-- BEGIN Task inputs --
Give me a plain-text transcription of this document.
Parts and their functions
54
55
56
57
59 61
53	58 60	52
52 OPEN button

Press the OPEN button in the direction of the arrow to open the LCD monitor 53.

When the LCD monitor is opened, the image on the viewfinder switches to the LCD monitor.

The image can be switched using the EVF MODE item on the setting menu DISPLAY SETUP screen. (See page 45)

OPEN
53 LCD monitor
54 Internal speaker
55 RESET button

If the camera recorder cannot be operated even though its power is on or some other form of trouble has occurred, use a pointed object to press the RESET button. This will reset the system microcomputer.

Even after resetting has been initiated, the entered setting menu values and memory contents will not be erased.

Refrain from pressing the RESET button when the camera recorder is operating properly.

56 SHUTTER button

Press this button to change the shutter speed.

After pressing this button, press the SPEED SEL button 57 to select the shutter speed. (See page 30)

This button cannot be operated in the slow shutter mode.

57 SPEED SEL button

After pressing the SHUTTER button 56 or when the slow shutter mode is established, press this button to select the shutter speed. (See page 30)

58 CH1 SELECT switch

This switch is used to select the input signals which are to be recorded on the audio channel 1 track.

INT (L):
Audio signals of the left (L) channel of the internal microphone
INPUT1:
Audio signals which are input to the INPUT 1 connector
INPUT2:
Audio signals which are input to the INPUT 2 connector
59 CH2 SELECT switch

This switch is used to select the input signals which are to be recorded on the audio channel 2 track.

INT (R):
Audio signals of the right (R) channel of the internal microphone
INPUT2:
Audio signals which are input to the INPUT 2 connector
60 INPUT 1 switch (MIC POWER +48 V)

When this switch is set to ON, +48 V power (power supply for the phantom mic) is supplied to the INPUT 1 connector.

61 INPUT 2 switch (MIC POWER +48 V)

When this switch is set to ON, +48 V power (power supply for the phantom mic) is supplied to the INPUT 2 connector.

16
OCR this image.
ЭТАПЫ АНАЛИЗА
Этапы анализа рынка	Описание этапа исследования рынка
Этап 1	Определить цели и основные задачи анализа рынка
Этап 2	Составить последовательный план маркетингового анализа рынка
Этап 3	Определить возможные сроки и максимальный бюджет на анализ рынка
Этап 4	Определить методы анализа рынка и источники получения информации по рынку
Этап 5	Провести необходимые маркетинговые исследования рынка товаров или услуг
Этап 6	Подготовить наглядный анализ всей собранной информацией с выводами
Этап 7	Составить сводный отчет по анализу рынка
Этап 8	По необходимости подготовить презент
-- END Task inputs --
### Work instructions:
Among the lines of the material, find those that hold the word "pressing" and copy them.

### Answer below:
Refrain from pressing the RESET button when the camera recorder is operating properly.
After pressing this button, press the SPEED SEL button 57 to select the shutter speed. (See page 30)
After pressing the SHUTTER button 56 or when the slow shutter mode is established, press this button to select the shutter speed. (See page 30)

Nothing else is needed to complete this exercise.